*Goal of the exercise*
Extract the lines that hold the string "ccgp".

*Some records*
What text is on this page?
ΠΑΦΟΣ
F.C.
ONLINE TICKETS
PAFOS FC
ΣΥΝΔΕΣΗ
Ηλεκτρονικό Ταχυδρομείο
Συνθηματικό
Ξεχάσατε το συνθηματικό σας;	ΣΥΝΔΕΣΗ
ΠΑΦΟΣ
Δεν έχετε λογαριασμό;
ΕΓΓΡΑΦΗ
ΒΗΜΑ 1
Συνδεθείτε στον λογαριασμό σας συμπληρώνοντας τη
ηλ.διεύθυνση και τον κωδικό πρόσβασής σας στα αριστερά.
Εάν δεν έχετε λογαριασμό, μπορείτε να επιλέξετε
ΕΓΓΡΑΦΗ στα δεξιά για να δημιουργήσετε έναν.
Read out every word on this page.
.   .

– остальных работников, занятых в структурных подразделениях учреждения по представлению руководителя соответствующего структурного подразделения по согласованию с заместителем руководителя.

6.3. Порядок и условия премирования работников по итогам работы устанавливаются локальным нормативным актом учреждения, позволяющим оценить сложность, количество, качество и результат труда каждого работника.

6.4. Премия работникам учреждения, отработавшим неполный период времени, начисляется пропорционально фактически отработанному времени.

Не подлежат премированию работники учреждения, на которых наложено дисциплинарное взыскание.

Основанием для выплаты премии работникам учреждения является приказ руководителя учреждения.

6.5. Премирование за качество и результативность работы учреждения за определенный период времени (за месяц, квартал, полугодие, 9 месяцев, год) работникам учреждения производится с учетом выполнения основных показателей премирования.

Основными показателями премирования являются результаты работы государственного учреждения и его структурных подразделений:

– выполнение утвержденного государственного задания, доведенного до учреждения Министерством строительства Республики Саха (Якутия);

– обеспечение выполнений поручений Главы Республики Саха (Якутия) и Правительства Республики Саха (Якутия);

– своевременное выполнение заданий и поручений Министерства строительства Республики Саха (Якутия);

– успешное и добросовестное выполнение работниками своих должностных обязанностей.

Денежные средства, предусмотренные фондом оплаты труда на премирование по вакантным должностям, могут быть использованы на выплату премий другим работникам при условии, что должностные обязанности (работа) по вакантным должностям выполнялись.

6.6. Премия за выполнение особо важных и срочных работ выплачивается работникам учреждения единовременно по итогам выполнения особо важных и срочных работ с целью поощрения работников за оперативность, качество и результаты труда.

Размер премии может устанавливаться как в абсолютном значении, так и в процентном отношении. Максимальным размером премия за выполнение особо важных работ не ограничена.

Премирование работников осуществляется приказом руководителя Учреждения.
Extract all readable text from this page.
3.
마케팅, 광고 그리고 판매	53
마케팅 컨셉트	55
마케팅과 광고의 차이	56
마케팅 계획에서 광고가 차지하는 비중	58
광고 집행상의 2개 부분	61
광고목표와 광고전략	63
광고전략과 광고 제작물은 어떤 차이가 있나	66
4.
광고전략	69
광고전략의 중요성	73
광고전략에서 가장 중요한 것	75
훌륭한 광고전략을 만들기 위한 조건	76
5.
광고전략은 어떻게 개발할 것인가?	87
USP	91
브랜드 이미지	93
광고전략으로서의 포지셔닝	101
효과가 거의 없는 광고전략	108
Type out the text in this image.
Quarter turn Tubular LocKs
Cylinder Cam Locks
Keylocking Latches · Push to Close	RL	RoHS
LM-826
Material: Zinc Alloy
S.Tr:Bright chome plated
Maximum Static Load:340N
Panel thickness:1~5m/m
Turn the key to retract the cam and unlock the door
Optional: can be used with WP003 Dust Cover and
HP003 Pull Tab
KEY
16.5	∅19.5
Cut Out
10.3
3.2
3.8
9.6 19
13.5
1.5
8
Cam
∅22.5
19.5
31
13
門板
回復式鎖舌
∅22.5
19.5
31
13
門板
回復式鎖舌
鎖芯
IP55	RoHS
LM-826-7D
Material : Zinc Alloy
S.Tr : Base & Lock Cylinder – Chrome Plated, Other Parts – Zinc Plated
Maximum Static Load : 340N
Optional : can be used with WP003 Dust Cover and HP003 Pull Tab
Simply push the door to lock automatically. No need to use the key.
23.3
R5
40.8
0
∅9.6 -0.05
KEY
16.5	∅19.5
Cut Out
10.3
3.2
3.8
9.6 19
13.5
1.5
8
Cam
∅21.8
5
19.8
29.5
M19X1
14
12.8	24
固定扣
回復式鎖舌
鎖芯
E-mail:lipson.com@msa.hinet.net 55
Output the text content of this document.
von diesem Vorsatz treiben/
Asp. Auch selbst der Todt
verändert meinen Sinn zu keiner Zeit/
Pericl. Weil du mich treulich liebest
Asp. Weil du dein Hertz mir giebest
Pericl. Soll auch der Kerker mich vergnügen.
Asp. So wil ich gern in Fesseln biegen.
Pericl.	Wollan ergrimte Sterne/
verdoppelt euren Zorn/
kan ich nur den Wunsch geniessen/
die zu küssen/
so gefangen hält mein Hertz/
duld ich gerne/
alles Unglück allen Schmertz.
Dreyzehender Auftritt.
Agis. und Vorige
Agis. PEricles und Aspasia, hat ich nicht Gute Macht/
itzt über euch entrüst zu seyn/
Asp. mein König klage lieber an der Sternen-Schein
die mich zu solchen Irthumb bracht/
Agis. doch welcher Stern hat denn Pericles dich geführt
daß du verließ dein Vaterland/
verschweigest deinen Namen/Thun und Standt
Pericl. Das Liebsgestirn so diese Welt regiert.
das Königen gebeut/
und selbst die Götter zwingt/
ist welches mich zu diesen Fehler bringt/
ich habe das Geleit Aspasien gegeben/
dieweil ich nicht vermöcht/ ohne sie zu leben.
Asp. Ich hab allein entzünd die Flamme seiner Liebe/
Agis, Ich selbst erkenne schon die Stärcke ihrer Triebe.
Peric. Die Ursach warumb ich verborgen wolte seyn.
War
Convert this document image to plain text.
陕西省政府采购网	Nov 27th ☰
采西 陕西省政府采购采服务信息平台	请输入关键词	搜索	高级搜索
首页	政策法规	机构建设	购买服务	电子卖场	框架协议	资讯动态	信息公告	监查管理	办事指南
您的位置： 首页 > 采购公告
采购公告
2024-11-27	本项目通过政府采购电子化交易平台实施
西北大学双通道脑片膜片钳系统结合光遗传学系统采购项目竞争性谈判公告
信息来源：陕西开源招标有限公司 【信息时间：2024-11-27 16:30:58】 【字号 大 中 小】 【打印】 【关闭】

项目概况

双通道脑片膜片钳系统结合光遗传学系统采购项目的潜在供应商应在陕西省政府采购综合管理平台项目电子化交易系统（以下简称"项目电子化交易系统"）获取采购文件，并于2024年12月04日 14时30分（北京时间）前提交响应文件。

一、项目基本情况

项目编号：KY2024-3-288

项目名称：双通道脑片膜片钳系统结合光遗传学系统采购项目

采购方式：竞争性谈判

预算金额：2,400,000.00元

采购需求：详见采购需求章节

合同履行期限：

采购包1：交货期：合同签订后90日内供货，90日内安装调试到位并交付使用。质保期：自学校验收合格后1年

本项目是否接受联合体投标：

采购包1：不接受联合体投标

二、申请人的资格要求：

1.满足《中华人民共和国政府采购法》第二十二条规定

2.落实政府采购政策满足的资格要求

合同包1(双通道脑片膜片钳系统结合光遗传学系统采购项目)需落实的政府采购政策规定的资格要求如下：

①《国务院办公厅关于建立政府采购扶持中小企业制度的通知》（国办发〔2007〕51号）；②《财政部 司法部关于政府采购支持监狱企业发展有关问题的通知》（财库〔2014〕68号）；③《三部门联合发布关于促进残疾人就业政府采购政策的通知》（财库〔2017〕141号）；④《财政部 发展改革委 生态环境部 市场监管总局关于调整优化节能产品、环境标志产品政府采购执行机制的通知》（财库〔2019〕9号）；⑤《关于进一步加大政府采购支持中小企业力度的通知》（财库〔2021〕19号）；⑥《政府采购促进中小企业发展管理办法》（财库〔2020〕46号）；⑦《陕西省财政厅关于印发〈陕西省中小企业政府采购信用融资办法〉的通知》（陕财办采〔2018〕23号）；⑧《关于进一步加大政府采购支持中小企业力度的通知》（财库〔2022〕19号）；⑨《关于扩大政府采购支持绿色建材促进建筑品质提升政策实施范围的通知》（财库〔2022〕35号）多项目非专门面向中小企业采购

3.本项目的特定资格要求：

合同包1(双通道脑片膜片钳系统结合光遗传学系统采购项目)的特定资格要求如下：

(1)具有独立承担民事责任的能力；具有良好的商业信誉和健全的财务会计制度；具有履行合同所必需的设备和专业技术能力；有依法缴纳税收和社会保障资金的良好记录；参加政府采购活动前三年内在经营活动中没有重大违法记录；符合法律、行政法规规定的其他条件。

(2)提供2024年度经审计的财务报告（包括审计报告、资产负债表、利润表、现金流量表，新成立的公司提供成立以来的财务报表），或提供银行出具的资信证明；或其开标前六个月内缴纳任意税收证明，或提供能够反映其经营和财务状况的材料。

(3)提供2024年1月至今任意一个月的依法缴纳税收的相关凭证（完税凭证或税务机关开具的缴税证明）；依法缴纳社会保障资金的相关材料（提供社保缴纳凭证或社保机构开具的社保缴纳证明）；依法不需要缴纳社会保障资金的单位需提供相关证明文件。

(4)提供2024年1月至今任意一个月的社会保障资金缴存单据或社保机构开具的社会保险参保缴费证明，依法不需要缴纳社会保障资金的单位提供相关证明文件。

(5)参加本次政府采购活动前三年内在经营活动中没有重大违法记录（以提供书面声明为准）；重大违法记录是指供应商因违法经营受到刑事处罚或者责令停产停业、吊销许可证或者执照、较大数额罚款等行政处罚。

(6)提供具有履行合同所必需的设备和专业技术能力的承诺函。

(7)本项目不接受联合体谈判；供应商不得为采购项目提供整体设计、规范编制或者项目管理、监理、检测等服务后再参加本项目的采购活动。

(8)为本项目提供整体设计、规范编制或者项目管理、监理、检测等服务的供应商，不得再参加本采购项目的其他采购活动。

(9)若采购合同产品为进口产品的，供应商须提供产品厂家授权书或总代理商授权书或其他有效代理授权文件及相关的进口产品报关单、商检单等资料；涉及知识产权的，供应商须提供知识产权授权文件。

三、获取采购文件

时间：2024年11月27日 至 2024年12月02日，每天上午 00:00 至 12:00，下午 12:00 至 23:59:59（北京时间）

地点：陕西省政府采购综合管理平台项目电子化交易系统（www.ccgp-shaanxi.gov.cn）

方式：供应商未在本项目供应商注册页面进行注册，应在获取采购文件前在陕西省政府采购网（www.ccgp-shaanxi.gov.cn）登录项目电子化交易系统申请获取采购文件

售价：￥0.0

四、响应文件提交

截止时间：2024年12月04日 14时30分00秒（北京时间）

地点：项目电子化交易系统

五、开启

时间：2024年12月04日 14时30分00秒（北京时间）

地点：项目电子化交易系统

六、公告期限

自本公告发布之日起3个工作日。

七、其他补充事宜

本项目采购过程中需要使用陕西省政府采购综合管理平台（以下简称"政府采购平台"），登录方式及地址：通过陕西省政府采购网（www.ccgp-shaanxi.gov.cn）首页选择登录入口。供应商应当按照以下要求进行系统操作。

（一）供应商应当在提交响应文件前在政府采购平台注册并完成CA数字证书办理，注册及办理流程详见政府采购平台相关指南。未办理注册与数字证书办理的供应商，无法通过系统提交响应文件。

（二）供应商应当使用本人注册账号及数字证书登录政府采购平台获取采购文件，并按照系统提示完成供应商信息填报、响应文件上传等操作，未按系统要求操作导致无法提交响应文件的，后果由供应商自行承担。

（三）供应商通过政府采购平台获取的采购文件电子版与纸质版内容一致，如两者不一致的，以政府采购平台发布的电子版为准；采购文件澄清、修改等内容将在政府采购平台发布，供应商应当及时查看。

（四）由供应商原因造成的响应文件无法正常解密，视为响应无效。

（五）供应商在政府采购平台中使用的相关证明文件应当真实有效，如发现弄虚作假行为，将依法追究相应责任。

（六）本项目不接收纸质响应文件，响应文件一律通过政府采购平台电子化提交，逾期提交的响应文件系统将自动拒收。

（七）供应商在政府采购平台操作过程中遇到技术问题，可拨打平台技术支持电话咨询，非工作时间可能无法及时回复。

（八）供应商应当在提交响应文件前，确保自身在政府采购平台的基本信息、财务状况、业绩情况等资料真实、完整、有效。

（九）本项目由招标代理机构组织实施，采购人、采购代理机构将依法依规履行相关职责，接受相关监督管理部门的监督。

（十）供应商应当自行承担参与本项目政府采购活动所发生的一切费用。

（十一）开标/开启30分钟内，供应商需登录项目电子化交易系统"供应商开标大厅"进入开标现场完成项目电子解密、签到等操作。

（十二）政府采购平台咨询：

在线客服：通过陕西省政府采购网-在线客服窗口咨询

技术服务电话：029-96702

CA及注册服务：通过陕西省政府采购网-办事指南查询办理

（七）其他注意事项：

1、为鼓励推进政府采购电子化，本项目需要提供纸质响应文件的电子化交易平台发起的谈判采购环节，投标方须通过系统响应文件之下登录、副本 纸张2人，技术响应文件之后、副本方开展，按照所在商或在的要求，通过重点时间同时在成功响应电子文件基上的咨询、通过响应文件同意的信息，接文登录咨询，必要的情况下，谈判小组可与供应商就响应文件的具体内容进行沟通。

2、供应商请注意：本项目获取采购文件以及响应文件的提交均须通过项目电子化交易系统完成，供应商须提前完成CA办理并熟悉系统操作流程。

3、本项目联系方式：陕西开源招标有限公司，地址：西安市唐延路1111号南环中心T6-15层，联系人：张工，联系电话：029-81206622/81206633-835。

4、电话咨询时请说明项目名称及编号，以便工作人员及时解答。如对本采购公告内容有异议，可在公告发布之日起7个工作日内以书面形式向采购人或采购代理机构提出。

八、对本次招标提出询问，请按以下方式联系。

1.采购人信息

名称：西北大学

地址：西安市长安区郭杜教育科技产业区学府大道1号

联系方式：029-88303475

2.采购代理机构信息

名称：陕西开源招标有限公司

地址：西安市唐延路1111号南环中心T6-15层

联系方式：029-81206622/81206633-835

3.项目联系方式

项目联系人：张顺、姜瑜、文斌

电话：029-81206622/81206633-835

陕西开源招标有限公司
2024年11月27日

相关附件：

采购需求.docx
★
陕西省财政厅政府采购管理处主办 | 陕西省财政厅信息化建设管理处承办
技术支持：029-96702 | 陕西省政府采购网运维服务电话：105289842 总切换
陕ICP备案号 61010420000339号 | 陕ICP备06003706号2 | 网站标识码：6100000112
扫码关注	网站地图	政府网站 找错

*Exercise answer*
地点：陕西省政府采购综合管理平台项目电子化交易系统（www.ccgp-shaanxi.gov.cn）
方式：供应商未在本项目供应商注册页面进行注册，应在获取采购文件前在陕西省政府采购网（www.ccgp-shaanxi.gov.cn）登录项目电子化交易系统申请获取采购文件
本项目采购过程中需要使用陕西省政府采购综合管理平台（以下简称"政府采购平台"），登录方式及地址：通过陕西省政府采购网（www.ccgp-shaanxi.gov.cn）首页选择登录入口。供应商应当按照以下要求进行系统操作。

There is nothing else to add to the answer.